■ **AIM**:
Find how many lines in the material contain "construction"; your answer should be that number alone.

**** MATERIAL SUPPLIED ****

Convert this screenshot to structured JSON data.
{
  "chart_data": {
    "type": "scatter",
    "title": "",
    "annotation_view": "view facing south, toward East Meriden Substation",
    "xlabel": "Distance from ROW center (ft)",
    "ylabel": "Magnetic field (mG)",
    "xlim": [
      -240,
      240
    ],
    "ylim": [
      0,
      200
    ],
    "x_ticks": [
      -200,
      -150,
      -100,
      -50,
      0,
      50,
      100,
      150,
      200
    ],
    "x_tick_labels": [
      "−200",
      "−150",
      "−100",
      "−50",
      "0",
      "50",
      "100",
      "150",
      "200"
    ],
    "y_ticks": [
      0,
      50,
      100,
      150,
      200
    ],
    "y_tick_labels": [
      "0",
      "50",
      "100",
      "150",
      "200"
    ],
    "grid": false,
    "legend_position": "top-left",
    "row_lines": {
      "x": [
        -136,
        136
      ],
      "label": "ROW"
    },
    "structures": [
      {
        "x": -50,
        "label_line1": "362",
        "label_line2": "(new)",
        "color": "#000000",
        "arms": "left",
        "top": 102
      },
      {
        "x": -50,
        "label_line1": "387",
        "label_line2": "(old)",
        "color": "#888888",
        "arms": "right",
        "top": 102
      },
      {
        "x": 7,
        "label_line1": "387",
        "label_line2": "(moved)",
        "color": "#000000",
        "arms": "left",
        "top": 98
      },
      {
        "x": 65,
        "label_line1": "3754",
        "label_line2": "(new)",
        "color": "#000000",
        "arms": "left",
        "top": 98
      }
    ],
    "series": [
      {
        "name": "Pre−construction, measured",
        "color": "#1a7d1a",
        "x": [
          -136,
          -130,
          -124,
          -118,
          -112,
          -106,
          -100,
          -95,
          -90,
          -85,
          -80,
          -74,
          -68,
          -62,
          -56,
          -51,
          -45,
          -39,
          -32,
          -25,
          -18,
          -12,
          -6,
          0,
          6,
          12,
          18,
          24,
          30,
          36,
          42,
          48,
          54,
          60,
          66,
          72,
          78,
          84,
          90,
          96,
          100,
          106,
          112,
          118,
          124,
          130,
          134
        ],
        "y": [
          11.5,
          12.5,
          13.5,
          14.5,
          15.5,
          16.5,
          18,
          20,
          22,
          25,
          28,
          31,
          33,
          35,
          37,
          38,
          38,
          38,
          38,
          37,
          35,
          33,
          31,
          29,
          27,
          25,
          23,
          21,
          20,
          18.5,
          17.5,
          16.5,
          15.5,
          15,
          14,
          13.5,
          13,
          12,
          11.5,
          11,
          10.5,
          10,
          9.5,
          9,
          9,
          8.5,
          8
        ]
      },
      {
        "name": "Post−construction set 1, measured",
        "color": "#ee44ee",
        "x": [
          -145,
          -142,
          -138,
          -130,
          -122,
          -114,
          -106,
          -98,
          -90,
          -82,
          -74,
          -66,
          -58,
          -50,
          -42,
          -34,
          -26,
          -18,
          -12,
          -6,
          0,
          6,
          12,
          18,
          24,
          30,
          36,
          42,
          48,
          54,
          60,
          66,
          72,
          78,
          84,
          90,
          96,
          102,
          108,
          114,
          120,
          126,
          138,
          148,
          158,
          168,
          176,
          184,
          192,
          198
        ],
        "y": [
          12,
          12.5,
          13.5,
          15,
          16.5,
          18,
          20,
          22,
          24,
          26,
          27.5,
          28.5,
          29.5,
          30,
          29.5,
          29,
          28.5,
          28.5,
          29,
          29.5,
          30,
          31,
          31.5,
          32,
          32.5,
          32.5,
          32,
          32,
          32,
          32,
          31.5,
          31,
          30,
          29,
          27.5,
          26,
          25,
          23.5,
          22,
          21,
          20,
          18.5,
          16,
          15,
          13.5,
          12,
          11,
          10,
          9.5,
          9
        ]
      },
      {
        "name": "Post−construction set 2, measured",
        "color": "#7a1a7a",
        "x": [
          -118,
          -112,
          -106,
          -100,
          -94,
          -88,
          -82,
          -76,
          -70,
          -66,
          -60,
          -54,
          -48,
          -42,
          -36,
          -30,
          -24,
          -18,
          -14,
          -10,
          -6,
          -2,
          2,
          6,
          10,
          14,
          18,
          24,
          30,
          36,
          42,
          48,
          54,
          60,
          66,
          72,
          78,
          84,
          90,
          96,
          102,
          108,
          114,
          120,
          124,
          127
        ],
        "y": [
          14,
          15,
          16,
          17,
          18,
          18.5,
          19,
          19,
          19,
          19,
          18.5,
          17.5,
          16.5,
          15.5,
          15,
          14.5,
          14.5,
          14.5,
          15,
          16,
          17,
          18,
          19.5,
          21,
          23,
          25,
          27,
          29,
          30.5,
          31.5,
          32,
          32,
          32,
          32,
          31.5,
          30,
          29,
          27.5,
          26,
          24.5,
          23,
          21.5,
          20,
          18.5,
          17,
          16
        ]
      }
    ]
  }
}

****
**** MATERIAL SUPPLIED ****

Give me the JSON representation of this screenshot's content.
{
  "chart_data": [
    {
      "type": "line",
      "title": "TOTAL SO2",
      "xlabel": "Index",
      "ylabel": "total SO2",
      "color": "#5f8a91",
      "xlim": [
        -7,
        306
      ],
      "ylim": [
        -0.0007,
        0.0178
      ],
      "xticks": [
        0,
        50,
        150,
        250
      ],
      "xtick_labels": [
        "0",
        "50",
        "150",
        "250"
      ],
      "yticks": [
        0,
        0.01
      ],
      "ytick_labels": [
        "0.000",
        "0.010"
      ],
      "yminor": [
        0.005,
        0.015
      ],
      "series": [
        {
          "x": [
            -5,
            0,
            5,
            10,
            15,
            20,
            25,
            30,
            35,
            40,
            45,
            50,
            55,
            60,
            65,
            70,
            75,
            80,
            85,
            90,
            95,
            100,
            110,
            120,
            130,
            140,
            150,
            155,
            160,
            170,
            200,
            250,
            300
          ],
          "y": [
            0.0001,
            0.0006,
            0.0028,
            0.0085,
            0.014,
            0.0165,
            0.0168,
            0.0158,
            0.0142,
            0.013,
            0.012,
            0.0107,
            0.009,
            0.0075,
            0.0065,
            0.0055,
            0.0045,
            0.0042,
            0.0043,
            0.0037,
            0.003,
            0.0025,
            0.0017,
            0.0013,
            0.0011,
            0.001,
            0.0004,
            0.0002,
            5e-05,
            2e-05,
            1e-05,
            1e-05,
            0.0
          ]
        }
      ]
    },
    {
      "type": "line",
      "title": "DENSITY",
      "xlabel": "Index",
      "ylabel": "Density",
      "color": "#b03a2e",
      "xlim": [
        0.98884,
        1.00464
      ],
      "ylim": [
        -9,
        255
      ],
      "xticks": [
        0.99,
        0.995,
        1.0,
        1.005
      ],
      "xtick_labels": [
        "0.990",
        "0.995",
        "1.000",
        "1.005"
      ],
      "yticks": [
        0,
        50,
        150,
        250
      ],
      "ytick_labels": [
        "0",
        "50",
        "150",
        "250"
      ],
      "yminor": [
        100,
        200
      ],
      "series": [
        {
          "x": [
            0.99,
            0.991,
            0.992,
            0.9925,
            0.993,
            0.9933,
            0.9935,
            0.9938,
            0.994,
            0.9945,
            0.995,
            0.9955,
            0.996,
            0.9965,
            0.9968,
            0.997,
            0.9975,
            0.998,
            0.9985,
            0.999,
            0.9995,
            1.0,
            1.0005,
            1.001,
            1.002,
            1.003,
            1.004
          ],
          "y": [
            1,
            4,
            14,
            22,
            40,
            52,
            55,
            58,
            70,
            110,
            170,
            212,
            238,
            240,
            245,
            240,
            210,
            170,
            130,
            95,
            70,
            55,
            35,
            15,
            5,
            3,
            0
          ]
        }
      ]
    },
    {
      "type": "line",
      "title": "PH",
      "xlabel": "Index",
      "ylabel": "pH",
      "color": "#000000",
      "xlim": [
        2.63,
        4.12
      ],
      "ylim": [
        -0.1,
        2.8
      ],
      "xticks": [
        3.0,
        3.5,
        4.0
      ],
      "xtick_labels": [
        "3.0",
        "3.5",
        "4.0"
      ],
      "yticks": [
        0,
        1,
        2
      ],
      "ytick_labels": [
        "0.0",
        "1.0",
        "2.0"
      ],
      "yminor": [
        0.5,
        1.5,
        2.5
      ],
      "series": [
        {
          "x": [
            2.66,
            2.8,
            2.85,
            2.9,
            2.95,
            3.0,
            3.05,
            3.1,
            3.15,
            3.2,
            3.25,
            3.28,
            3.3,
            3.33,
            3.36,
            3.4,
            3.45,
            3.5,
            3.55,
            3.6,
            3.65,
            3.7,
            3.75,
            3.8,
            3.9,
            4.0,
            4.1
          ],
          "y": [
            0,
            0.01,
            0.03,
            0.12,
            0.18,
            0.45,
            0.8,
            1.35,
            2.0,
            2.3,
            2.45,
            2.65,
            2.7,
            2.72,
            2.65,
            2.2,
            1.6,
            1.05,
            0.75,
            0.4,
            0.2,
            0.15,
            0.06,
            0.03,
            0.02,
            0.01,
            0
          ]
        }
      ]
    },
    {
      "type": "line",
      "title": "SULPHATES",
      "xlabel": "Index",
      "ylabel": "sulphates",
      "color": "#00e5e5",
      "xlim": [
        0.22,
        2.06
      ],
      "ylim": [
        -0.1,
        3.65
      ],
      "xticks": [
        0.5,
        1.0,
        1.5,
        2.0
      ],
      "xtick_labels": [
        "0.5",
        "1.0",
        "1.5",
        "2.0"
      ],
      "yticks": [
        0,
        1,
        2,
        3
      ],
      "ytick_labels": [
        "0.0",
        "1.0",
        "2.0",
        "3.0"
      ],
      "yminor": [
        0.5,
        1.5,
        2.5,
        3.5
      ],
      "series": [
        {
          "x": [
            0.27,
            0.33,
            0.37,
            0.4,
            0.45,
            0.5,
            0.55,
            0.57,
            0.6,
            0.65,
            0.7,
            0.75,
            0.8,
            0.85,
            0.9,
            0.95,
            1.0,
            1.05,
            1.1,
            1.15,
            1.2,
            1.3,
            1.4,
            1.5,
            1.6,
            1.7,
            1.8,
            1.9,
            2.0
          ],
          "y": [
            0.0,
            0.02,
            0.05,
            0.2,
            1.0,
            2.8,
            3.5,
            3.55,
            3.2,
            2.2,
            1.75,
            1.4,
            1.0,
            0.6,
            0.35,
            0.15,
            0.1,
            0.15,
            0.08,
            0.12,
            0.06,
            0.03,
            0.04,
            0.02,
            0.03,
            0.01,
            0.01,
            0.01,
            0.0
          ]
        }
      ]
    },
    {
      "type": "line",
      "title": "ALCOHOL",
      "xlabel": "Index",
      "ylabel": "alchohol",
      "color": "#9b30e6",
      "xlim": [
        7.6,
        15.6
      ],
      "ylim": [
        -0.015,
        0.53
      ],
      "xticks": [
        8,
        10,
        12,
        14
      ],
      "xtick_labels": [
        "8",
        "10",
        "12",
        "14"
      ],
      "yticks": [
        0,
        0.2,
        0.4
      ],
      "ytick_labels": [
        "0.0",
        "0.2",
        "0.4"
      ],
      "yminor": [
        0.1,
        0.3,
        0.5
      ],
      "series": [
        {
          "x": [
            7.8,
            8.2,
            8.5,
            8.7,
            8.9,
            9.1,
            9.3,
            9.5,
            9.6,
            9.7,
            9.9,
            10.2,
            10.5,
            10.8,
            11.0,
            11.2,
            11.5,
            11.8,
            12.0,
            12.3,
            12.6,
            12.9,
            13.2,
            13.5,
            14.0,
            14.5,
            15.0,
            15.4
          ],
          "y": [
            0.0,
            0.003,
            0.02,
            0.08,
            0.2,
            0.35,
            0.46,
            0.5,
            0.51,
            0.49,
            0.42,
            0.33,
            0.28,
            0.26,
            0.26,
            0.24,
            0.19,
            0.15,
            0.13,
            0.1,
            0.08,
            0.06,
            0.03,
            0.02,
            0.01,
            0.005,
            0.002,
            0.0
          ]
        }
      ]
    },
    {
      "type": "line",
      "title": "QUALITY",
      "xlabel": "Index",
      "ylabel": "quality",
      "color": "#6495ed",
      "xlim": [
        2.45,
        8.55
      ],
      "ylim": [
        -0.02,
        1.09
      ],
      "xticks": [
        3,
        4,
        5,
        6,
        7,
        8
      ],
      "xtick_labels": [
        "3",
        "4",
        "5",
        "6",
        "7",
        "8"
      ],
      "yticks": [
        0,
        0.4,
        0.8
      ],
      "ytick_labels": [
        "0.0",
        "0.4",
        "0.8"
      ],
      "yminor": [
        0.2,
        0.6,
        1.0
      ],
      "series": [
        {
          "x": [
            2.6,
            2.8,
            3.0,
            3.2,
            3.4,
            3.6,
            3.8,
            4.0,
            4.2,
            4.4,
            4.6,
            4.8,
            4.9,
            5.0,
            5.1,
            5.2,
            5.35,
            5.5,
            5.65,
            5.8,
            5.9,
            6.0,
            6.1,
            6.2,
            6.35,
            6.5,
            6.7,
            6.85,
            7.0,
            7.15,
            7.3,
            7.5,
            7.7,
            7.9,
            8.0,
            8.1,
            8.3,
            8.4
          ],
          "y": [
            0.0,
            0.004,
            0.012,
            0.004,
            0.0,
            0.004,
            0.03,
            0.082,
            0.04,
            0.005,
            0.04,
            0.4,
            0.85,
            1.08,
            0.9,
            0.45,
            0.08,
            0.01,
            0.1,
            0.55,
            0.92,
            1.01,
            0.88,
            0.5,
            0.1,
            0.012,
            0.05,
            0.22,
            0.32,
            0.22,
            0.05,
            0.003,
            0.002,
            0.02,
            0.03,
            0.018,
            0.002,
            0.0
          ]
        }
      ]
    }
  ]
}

****

■ **SOLUTION BELOW**:
3